▶ _TASK_
Take down each entry exactly as written.

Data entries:
───

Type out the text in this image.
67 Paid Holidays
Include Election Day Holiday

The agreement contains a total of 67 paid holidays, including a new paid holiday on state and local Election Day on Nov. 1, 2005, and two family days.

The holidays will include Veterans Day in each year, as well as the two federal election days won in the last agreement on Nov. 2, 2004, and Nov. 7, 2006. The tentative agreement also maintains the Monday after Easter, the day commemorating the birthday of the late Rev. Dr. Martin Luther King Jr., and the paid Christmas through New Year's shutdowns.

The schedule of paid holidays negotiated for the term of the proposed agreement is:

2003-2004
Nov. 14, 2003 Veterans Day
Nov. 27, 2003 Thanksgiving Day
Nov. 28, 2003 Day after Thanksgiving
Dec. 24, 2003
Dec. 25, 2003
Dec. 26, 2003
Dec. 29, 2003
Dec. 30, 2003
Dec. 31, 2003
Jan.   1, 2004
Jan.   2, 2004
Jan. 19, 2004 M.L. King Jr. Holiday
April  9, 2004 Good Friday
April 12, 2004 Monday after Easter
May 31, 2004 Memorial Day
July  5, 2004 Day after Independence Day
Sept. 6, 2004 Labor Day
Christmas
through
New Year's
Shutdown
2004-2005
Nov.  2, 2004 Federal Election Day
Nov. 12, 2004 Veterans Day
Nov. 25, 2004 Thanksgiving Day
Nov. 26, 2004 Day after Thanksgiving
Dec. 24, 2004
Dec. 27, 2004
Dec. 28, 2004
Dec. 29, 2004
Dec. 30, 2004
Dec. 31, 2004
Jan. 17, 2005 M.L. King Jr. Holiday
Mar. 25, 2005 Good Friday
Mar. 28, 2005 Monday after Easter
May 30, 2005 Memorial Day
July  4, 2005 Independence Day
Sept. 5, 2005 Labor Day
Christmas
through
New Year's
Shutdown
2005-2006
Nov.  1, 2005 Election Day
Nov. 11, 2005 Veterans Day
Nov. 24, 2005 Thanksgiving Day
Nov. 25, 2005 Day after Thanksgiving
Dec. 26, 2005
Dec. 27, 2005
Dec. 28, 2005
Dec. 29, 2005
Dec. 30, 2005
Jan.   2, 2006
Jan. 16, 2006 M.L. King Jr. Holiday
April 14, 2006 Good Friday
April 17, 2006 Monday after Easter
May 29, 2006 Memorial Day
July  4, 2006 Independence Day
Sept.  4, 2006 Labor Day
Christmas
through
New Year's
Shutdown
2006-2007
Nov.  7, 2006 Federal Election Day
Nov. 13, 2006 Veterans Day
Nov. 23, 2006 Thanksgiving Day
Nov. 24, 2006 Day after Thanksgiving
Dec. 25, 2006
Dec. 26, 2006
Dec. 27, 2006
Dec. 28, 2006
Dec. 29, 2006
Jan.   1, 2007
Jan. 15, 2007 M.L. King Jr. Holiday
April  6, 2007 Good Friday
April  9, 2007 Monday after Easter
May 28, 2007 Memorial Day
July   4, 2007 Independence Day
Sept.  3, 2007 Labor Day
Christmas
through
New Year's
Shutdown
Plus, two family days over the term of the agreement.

───

▶ _SOLUTION BELOW_
Type out the text in this image.
67 Paid Holidays
Include Election Day Holiday

The agreement contains a total of 67 paid holidays, including a new paid holiday on state and local Election Day on Nov. 1, 2005, and two family days.

The holidays will include Veterans Day in each year, as well as the two federal election days won in the last agreement on Nov. 2, 2004, and Nov. 7, 2006. The tentative agreement also maintains the Monday after Easter, the day commemorating the birthday of the late Rev. Dr. Martin Luther King Jr., and the paid Christmas through New Year's shutdowns.

The schedule of paid holidays negotiated for the term of the proposed agreement is:

2003-2004
Nov. 14, 2003 Veterans Day
Nov. 27, 2003 Thanksgiving Day
Nov. 28, 2003 Day after Thanksgiving
Dec. 24, 2003
Dec. 25, 2003
Dec. 26, 2003
Dec. 29, 2003
Dec. 30, 2003
Dec. 31, 2003
Jan.   1, 2004
Jan.   2, 2004
Jan. 19, 2004 M.L. King Jr. Holiday
April  9, 2004 Good Friday
April 12, 2004 Monday after Easter
May 31, 2004 Memorial Day
July  5, 2004 Day after Independence Day
Sept. 6, 2004 Labor Day
Christmas
through
New Year's
Shutdown
2004-2005
Nov.  2, 2004 Federal Election Day
Nov. 12, 2004 Veterans Day
Nov. 25, 2004 Thanksgiving Day
Nov. 26, 2004 Day after Thanksgiving
Dec. 24, 2004
Dec. 27, 2004
Dec. 28, 2004
Dec. 29, 2004
Dec. 30, 2004
Dec. 31, 2004
Jan. 17, 2005 M.L. King Jr. Holiday
Mar. 25, 2005 Good Friday
Mar. 28, 2005 Monday after Easter
May 30, 2005 Memorial Day
July  4, 2005 Independence Day
Sept. 5, 2005 Labor Day
Christmas
through
New Year's
Shutdown
2005-2006
Nov.  1, 2005 Election Day
Nov. 11, 2005 Veterans Day
Nov. 24, 2005 Thanksgiving Day
Nov. 25, 2005 Day after Thanksgiving
Dec. 26, 2005
Dec. 27, 2005
Dec. 28, 2005
Dec. 29, 2005
Dec. 30, 2005
Jan.   2, 2006
Jan. 16, 2006 M.L. King Jr. Holiday
April 14, 2006 Good Friday
April 17, 2006 Monday after Easter
May 29, 2006 Memorial Day
July  4, 2006 Independence Day
Sept.  4, 2006 Labor Day
Christmas
through
New Year's
Shutdown
2006-2007
Nov.  7, 2006 Federal Election Day
Nov. 13, 2006 Veterans Day
Nov. 23, 2006 Thanksgiving Day
Nov. 24, 2006 Day after Thanksgiving
Dec. 25, 2006
Dec. 26, 2006
Dec. 27, 2006
Dec. 28, 2006
Dec. 29, 2006
Jan.   1, 2007
Jan. 15, 2007 M.L. King Jr. Holiday
April  6, 2007 Good Friday
April  9, 2007 Monday after Easter
May 28, 2007 Memorial Day
July   4, 2007 Independence Day
Sept.  3, 2007 Labor Day
Christmas
through
New Year's
Shutdown
Plus, two family days over the term of the agreement.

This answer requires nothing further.